▶ **What the task asks**: Pull every line containing "DEKLARACJI" from the entries.
-- begin Task inputs --
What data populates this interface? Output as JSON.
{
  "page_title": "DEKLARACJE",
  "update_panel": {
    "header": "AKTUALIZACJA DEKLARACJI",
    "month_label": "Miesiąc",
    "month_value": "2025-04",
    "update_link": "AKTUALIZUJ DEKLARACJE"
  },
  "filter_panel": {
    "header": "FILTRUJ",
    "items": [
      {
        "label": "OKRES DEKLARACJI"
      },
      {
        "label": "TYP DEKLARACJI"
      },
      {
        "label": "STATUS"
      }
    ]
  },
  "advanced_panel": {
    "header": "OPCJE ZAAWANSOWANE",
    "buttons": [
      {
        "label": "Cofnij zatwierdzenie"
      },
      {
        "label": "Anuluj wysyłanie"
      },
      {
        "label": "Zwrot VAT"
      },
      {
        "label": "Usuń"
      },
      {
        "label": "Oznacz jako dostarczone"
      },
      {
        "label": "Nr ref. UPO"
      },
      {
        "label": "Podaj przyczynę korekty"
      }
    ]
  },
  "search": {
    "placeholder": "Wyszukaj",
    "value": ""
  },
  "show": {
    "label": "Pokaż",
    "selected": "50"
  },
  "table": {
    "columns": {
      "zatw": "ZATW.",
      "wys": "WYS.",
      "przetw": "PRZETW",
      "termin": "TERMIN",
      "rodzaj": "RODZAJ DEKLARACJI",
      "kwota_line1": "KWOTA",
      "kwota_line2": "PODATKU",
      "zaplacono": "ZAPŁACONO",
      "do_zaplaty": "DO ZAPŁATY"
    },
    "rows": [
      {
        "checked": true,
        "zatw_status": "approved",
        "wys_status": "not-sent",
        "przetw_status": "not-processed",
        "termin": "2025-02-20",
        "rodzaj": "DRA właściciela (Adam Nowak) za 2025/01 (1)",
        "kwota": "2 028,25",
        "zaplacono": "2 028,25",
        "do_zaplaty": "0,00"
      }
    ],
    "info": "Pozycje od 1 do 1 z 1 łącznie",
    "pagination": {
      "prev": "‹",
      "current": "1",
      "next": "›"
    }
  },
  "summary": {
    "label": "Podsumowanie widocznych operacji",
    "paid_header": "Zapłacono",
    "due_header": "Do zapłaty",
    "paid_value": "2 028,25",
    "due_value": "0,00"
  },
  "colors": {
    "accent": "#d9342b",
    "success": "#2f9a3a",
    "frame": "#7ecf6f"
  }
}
-- end Task inputs --
▶ **Finished answer**:
    "header": "AKTUALIZACJA DEKLARACJI",
        "label": "OKRES DEKLARACJI"
        "label": "TYP DEKLARACJI"
      "rodzaj": "RODZAJ DEKLARACJI",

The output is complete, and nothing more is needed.